__What you need to do__
Present the following data again exactly as it is shown.

__Entries supplied__
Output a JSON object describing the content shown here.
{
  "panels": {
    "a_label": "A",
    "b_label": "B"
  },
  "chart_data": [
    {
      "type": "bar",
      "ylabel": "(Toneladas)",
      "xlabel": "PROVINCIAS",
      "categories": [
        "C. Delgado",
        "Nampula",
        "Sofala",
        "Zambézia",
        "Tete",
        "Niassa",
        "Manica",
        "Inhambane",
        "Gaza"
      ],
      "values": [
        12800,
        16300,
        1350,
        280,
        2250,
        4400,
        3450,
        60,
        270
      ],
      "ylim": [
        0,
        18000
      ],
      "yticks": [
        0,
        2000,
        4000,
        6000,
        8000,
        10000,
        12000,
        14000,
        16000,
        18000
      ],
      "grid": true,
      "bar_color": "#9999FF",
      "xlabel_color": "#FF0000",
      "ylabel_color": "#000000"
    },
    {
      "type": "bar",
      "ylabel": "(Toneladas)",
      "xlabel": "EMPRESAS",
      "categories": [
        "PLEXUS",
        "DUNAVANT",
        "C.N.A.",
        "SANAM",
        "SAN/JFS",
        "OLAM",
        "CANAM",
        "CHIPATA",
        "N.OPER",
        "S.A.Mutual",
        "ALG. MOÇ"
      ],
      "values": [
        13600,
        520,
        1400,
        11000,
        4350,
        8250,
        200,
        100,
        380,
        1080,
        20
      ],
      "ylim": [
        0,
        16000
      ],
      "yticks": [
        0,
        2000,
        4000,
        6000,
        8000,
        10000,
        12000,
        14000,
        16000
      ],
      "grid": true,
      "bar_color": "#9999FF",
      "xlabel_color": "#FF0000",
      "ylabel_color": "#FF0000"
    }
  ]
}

__Exercise solution__
Output a JSON object describing the content shown here.
{
  "panels": {
    "a_label": "A",
    "b_label": "B"
  },
  "chart_data": [
    {
      "type": "bar",
      "ylabel": "(Toneladas)",
      "xlabel": "PROVINCIAS",
      "categories": [
        "C. Delgado",
        "Nampula",
        "Sofala",
        "Zambézia",
        "Tete",
        "Niassa",
        "Manica",
        "Inhambane",
        "Gaza"
      ],
      "values": [
        12800,
        16300,
        1350,
        280,
        2250,
        4400,
        3450,
        60,
        270
      ],
      "ylim": [
        0,
        18000
      ],
      "yticks": [
        0,
        2000,
        4000,
        6000,
        8000,
        10000,
        12000,
        14000,
        16000,
        18000
      ],
      "grid": true,
      "bar_color": "#9999FF",
      "xlabel_color": "#FF0000",
      "ylabel_color": "#000000"
    },
    {
      "type": "bar",
      "ylabel": "(Toneladas)",
      "xlabel": "EMPRESAS",
      "categories": [
        "PLEXUS",
        "DUNAVANT",
        "C.N.A.",
        "SANAM",
        "SAN/JFS",
        "OLAM",
        "CANAM",
        "CHIPATA",
        "N.OPER",
        "S.A.Mutual",
        "ALG. MOÇ"
      ],
      "values": [
        13600,
        520,
        1400,
        11000,
        4350,
        8250,
        200,
        100,
        380,
        1080,
        20
      ],
      "ylim": [
        0,
        16000
      ],
      "yticks": [
        0,
        2000,
        4000,
        6000,
        8000,
        10000,
        12000,
        14000,
        16000
      ],
      "grid": true,
      "bar_color": "#9999FF",
      "xlabel_color": "#FF0000",
      "ylabel_color": "#FF0000"
    }
  ]
}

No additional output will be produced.